▸ Records for the task:
------------------------------------------------------------------------

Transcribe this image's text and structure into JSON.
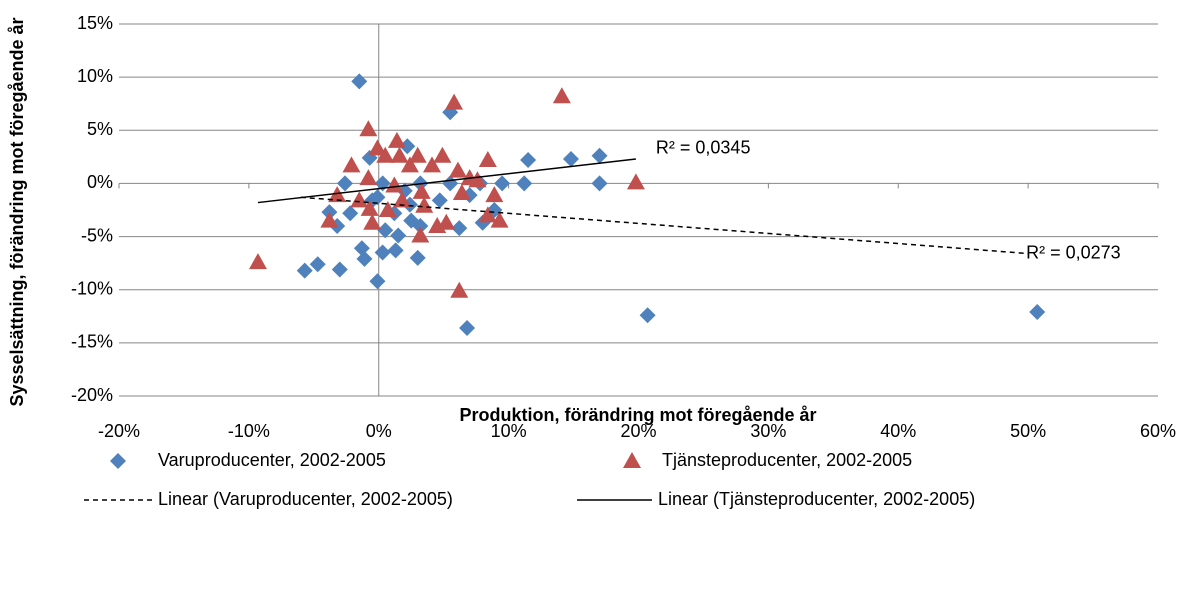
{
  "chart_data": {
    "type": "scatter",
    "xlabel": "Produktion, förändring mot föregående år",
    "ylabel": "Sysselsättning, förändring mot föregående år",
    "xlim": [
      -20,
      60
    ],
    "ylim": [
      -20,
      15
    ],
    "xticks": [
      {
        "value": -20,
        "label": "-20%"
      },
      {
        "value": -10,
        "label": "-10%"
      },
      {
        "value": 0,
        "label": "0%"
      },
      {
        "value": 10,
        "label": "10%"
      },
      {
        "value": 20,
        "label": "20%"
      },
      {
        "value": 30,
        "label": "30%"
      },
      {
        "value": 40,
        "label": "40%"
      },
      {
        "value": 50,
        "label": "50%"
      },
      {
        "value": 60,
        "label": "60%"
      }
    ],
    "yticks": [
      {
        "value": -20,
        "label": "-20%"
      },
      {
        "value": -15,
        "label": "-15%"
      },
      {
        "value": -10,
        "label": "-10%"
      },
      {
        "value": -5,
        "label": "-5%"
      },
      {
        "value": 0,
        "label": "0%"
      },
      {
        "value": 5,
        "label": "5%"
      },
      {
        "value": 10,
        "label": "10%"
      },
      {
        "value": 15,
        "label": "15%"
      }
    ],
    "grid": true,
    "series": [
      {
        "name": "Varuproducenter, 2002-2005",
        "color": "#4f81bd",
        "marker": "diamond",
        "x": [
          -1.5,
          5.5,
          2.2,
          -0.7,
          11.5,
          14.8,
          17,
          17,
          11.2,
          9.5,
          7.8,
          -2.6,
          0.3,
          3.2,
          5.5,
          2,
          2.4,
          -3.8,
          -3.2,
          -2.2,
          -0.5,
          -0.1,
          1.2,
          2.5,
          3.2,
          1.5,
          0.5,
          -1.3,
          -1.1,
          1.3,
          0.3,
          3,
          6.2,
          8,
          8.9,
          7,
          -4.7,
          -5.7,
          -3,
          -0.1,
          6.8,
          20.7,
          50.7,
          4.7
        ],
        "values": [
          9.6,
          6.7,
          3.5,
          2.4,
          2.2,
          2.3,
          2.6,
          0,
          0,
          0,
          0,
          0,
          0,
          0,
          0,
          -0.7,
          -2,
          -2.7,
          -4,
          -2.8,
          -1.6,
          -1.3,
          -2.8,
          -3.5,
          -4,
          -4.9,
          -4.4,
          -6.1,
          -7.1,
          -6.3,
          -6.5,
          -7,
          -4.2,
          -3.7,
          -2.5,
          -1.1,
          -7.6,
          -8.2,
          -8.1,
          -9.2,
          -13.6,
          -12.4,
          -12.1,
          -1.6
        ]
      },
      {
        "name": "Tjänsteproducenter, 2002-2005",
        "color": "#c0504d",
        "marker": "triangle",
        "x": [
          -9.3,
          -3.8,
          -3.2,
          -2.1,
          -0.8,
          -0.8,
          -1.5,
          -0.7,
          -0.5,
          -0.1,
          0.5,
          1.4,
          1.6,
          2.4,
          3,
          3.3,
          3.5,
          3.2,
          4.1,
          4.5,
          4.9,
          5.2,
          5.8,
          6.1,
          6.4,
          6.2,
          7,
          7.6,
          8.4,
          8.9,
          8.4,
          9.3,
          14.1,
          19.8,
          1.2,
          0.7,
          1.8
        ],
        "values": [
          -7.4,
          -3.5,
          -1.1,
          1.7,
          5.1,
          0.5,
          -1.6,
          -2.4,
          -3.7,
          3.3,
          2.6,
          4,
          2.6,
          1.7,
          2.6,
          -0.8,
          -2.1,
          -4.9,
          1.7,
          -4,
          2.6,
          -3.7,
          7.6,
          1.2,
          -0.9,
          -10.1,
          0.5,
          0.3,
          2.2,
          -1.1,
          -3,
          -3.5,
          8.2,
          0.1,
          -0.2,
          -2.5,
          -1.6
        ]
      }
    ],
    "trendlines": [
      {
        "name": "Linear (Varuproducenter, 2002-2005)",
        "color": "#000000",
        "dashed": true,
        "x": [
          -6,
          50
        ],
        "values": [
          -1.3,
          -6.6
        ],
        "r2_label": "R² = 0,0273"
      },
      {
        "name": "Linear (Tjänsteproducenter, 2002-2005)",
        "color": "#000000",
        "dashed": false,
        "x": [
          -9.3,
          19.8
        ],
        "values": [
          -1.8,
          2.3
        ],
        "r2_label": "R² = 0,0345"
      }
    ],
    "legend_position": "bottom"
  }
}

------------------------------------------------------------------------

▸ Instructions for the task: Scan the material above. Extract every line in which the word "Linear" occurs.

▸ Final result:
        "name": "Linear (Varuproducenter, 2002-2005)",
        "name": "Linear (Tjänsteproducenter, 2002-2005)",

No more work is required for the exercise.